**ENTRIES SHOWN**:

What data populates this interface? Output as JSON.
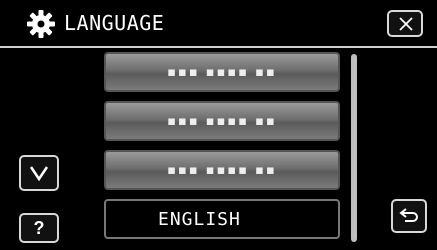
{
  "header": {
    "title": "LANGUAGE",
    "settings_icon": "gear-icon",
    "close_icon": "close-icon"
  },
  "language_list": {
    "items": [
      {
        "label": "▪▪▪ ▪▪▪▪ ▪▪",
        "selected": false
      },
      {
        "label": "▪▪▪ ▪▪▪▪ ▪▪",
        "selected": false
      },
      {
        "label": "▪▪▪ ▪▪▪▪ ▪▪",
        "selected": false
      },
      {
        "label": "ENGLISH",
        "selected": true
      }
    ]
  },
  "controls": {
    "down_icon": "chevron-down-icon",
    "help_label": "?",
    "back_icon": "return-icon"
  }
}
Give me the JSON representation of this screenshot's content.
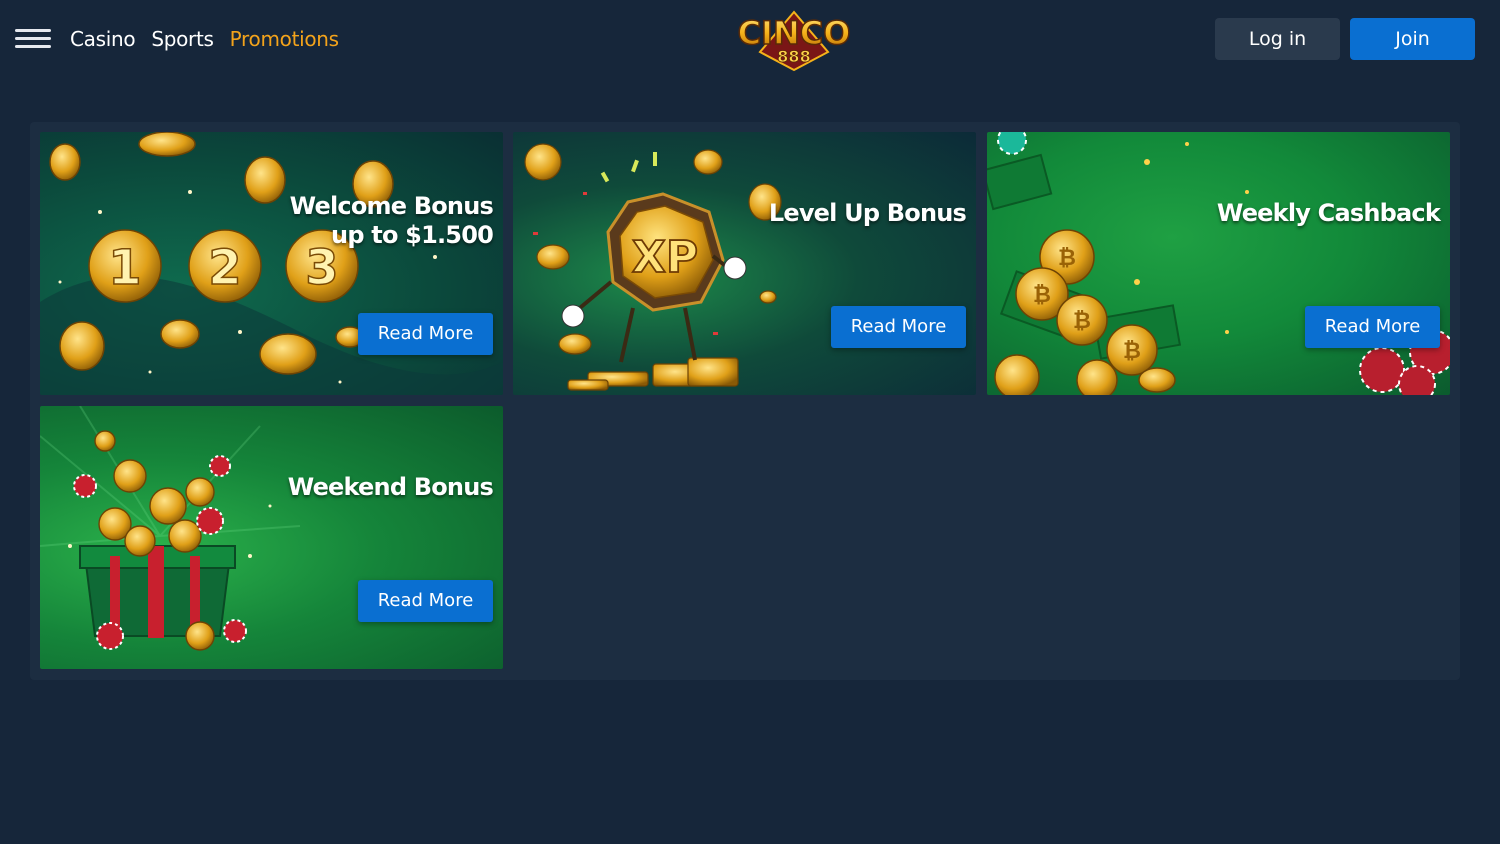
{
  "header": {
    "nav": [
      {
        "label": "Casino"
      },
      {
        "label": "Sports"
      },
      {
        "label": "Promotions",
        "active": true
      }
    ],
    "logo": {
      "text": "CINCO",
      "sub": "888"
    },
    "login_label": "Log in",
    "join_label": "Join"
  },
  "promotions": [
    {
      "title_line1": "Welcome Bonus",
      "title_line2": "up to $1.500",
      "button": "Read More"
    },
    {
      "title_line1": "Level Up Bonus",
      "button": "Read More"
    },
    {
      "title_line1": "Weekly Cashback",
      "button": "Read More"
    },
    {
      "title_line1": "Weekend Bonus",
      "button": "Read More"
    }
  ],
  "colors": {
    "background": "#16263a",
    "panel": "#1c2d41",
    "accent_blue": "#0a6fd1",
    "active_nav": "#f3a31b"
  }
}
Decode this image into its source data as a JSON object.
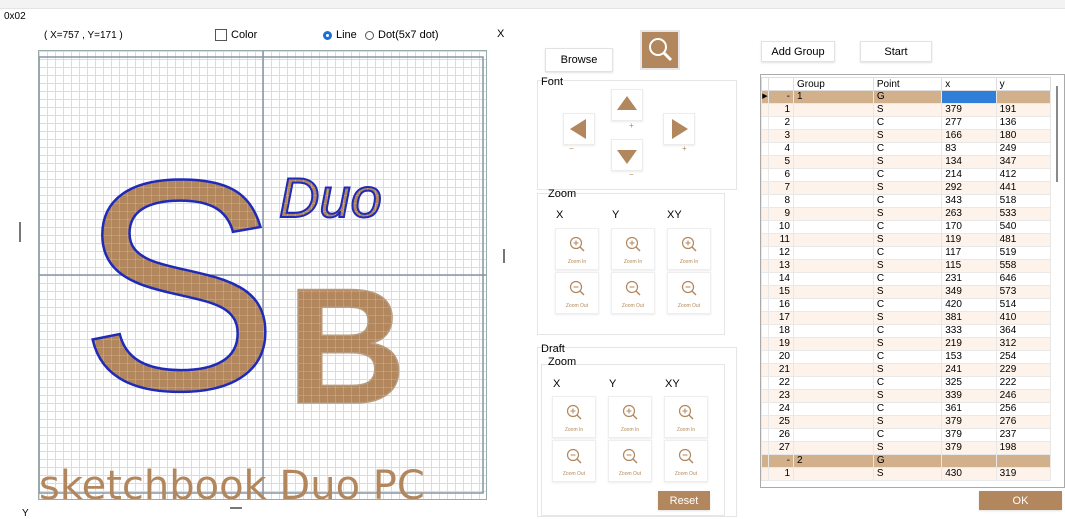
{
  "window": {
    "title": "0x02",
    "close_glyph": "X"
  },
  "coords": {
    "text": "( X=757 , Y=171 )"
  },
  "options": {
    "color_label": "Color",
    "line_label": "Line",
    "dot_label": "Dot(5x7 dot)",
    "selected": "Line"
  },
  "canvas": {
    "axis_y_label": "Y"
  },
  "buttons": {
    "browse": "Browse",
    "add_group": "Add Group",
    "start": "Start",
    "reset": "Reset",
    "ok": "OK"
  },
  "font_group": {
    "title": "Font",
    "up_sign": "+",
    "left_sign": "−",
    "right_sign": "+",
    "down_sign": "−"
  },
  "zoom_group": {
    "title": "Zoom",
    "cols": [
      "X",
      "Y",
      "XY"
    ],
    "zoom_in": "Zoom In",
    "zoom_out": "Zoom Out"
  },
  "draft_group": {
    "title": "Draft",
    "sub_title": "Zoom",
    "cols": [
      "X",
      "Y",
      "XY"
    ]
  },
  "table": {
    "columns": [
      "Group",
      "Point",
      "x",
      "y"
    ],
    "rows": [
      {
        "idx": "-",
        "group": "1",
        "point": "G",
        "x": "",
        "y": "",
        "kind": "group",
        "current": true
      },
      {
        "idx": "1",
        "group": "",
        "point": "S",
        "x": "379",
        "y": "191"
      },
      {
        "idx": "2",
        "group": "",
        "point": "C",
        "x": "277",
        "y": "136"
      },
      {
        "idx": "3",
        "group": "",
        "point": "S",
        "x": "166",
        "y": "180"
      },
      {
        "idx": "4",
        "group": "",
        "point": "C",
        "x": "83",
        "y": "249"
      },
      {
        "idx": "5",
        "group": "",
        "point": "S",
        "x": "134",
        "y": "347"
      },
      {
        "idx": "6",
        "group": "",
        "point": "C",
        "x": "214",
        "y": "412"
      },
      {
        "idx": "7",
        "group": "",
        "point": "S",
        "x": "292",
        "y": "441"
      },
      {
        "idx": "8",
        "group": "",
        "point": "C",
        "x": "343",
        "y": "518"
      },
      {
        "idx": "9",
        "group": "",
        "point": "S",
        "x": "263",
        "y": "533"
      },
      {
        "idx": "10",
        "group": "",
        "point": "C",
        "x": "170",
        "y": "540"
      },
      {
        "idx": "11",
        "group": "",
        "point": "S",
        "x": "119",
        "y": "481"
      },
      {
        "idx": "12",
        "group": "",
        "point": "C",
        "x": "117",
        "y": "519"
      },
      {
        "idx": "13",
        "group": "",
        "point": "S",
        "x": "115",
        "y": "558"
      },
      {
        "idx": "14",
        "group": "",
        "point": "C",
        "x": "231",
        "y": "646"
      },
      {
        "idx": "15",
        "group": "",
        "point": "S",
        "x": "349",
        "y": "573"
      },
      {
        "idx": "16",
        "group": "",
        "point": "C",
        "x": "420",
        "y": "514"
      },
      {
        "idx": "17",
        "group": "",
        "point": "S",
        "x": "381",
        "y": "410"
      },
      {
        "idx": "18",
        "group": "",
        "point": "C",
        "x": "333",
        "y": "364"
      },
      {
        "idx": "19",
        "group": "",
        "point": "S",
        "x": "219",
        "y": "312"
      },
      {
        "idx": "20",
        "group": "",
        "point": "C",
        "x": "153",
        "y": "254"
      },
      {
        "idx": "21",
        "group": "",
        "point": "S",
        "x": "241",
        "y": "229"
      },
      {
        "idx": "22",
        "group": "",
        "point": "C",
        "x": "325",
        "y": "222"
      },
      {
        "idx": "23",
        "group": "",
        "point": "S",
        "x": "339",
        "y": "246"
      },
      {
        "idx": "24",
        "group": "",
        "point": "C",
        "x": "361",
        "y": "256"
      },
      {
        "idx": "25",
        "group": "",
        "point": "S",
        "x": "379",
        "y": "276"
      },
      {
        "idx": "26",
        "group": "",
        "point": "C",
        "x": "379",
        "y": "237"
      },
      {
        "idx": "27",
        "group": "",
        "point": "S",
        "x": "379",
        "y": "198"
      },
      {
        "idx": "-",
        "group": "2",
        "point": "G",
        "x": "",
        "y": "",
        "kind": "group"
      },
      {
        "idx": "1",
        "group": "",
        "point": "S",
        "x": "430",
        "y": "319"
      }
    ]
  },
  "artwork": {
    "big_s": "S",
    "big_b": "B",
    "duo": "Duo",
    "footer_text": "sketchbook Duo PC"
  },
  "colors": {
    "accent": "#b2875e",
    "outline": "#1f2bb8",
    "selection": "#2f7fd8"
  },
  "icons": {
    "search": "magnifier-icon",
    "zoom_in": "zoom-in-icon",
    "zoom_out": "zoom-out-icon"
  }
}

**WRITTEN TASK**: Write out every record above exactly as it stands, but leave out the pictures.

**CORRECT ANSWER**:
What data populates this interface? Output as JSON.
{
  "header": {
    "title": "LANGUAGE",
    "settings_icon": "gear-icon",
    "close_icon": "close-icon"
  },
  "language_list": {
    "items": [
      {
        "label": "▪▪▪ ▪▪▪▪ ▪▪",
        "selected": false
      },
      {
        "label": "▪▪▪ ▪▪▪▪ ▪▪",
        "selected": false
      },
      {
        "label": "▪▪▪ ▪▪▪▪ ▪▪",
        "selected": false
      },
      {
        "label": "ENGLISH",
        "selected": true
      }
    ]
  },
  "controls": {
    "down_icon": "chevron-down-icon",
    "help_label": "?",
    "back_icon": "return-icon"
  }
}
Give me the JSON representation of this screenshot's content.
{
  "header": {
    "nav": [
      {
        "label": "Casino"
      },
      {
        "label": "Sports"
      },
      {
        "label": "Promotions",
        "active": true
      }
    ],
    "logo": {
      "text": "CINCO",
      "sub": "888"
    },
    "login_label": "Log in",
    "join_label": "Join"
  },
  "promotions": [
    {
      "title_line1": "Welcome Bonus",
      "title_line2": "up to $1.500",
      "button": "Read More"
    },
    {
      "title_line1": "Level Up Bonus",
      "button": "Read More"
    },
    {
      "title_line1": "Weekly Cashback",
      "button": "Read More"
    },
    {
      "title_line1": "Weekend Bonus",
      "button": "Read More"
    }
  ],
  "colors": {
    "background": "#16263a",
    "panel": "#1c2d41",
    "accent_blue": "#0a6fd1",
    "active_nav": "#f3a31b"
  }
}
Decode this image into its source data as a JSON object.
{
  "window": {
    "title": "0x02",
    "close_glyph": "X"
  },
  "coords": {
    "text": "( X=757 , Y=171 )"
  },
  "options": {
    "color_label": "Color",
    "line_label": "Line",
    "dot_label": "Dot(5x7 dot)",
    "selected": "Line"
  },
  "canvas": {
    "axis_y_label": "Y"
  },
  "buttons": {
    "browse": "Browse",
    "add_group": "Add Group",
    "start": "Start",
    "reset": "Reset",
    "ok": "OK"
  },
  "font_group": {
    "title": "Font",
    "up_sign": "+",
    "left_sign": "−",
    "right_sign": "+",
    "down_sign": "−"
  },
  "zoom_group": {
    "title": "Zoom",
    "cols": [
      "X",
      "Y",
      "XY"
    ],
    "zoom_in": "Zoom In",
    "zoom_out": "Zoom Out"
  },
  "draft_group": {
    "title": "Draft",
    "sub_title": "Zoom",
    "cols": [
      "X",
      "Y",
      "XY"
    ]
  },
  "table": {
    "columns": [
      "Group",
      "Point",
      "x",
      "y"
    ],
    "rows": [
      {
        "idx": "-",
        "group": "1",
        "point": "G",
        "x": "",
        "y": "",
        "kind": "group",
        "current": true
      },
      {
        "idx": "1",
        "group": "",
        "point": "S",
        "x": "379",
        "y": "191"
      },
      {
        "idx": "2",
        "group": "",
        "point": "C",
        "x": "277",
        "y": "136"
      },
      {
        "idx": "3",
        "group": "",
        "point": "S",
        "x": "166",
        "y": "180"
      },
      {
        "idx": "4",
        "group": "",
        "point": "C",
        "x": "83",
        "y": "249"
      },
      {
        "idx": "5",
        "group": "",
        "point": "S",
        "x": "134",
        "y": "347"
      },
      {
        "idx": "6",
        "group": "",
        "point": "C",
        "x": "214",
        "y": "412"
      },
      {
        "idx": "7",
        "group": "",
        "point": "S",
        "x": "292",
        "y": "441"
      },
      {
        "idx": "8",
        "group": "",
        "point": "C",
        "x": "343",
        "y": "518"
      },
      {
        "idx": "9",
        "group": "",
        "point": "S",
        "x": "263",
        "y": "533"
      },
      {
        "idx": "10",
        "group": "",
        "point": "C",
        "x": "170",
        "y": "540"
      },
      {
        "idx": "11",
        "group": "",
        "point": "S",
        "x": "119",
        "y": "481"
      },
      {
        "idx": "12",
        "group": "",
        "point": "C",
        "x": "117",
        "y": "519"
      },
      {
        "idx": "13",
        "group": "",
        "point": "S",
        "x": "115",
        "y": "558"
      },
      {
        "idx": "14",
        "group": "",
        "point": "C",
        "x": "231",
        "y": "646"
      },
      {
        "idx": "15",
        "group": "",
        "point": "S",
        "x": "349",
        "y": "573"
      },
      {
        "idx": "16",
        "group": "",
        "point": "C",
        "x": "420",
        "y": "514"
      },
      {
        "idx": "17",
        "group": "",
        "point": "S",
        "x": "381",
        "y": "410"
      },
      {
        "idx": "18",
        "group": "",
        "point": "C",
        "x": "333",
        "y": "364"
      },
      {
        "idx": "19",
        "group": "",
        "point": "S",
        "x": "219",
        "y": "312"
      },
      {
        "idx": "20",
        "group": "",
        "point": "C",
        "x": "153",
        "y": "254"
      },
      {
        "idx": "21",
        "group": "",
        "point": "S",
        "x": "241",
        "y": "229"
      },
      {
        "idx": "22",
        "group": "",
        "point": "C",
        "x": "325",
        "y": "222"
      },
      {
        "idx": "23",
        "group": "",
        "point": "S",
        "x": "339",
        "y": "246"
      },
      {
        "idx": "24",
        "group": "",
        "point": "C",
        "x": "361",
        "y": "256"
      },
      {
        "idx": "25",
        "group": "",
        "point": "S",
        "x": "379",
        "y": "276"
      },
      {
        "idx": "26",
        "group": "",
        "point": "C",
        "x": "379",
        "y": "237"
      },
      {
        "idx": "27",
        "group": "",
        "point": "S",
        "x": "379",
        "y": "198"
      },
      {
        "idx": "-",
        "group": "2",
        "point": "G",
        "x": "",
        "y": "",
        "kind": "group"
      },
      {
        "idx": "1",
        "group": "",
        "point": "S",
        "x": "430",
        "y": "319"
      }
    ]
  },
  "artwork": {
    "big_s": "S",
    "big_b": "B",
    "duo": "Duo",
    "footer_text": "sketchbook Duo PC"
  },
  "colors": {
    "accent": "#b2875e",
    "outline": "#1f2bb8",
    "selection": "#2f7fd8"
  },
  "icons": {
    "search": "magnifier-icon",
    "zoom_in": "zoom-in-icon",
    "zoom_out": "zoom-out-icon"
  }
}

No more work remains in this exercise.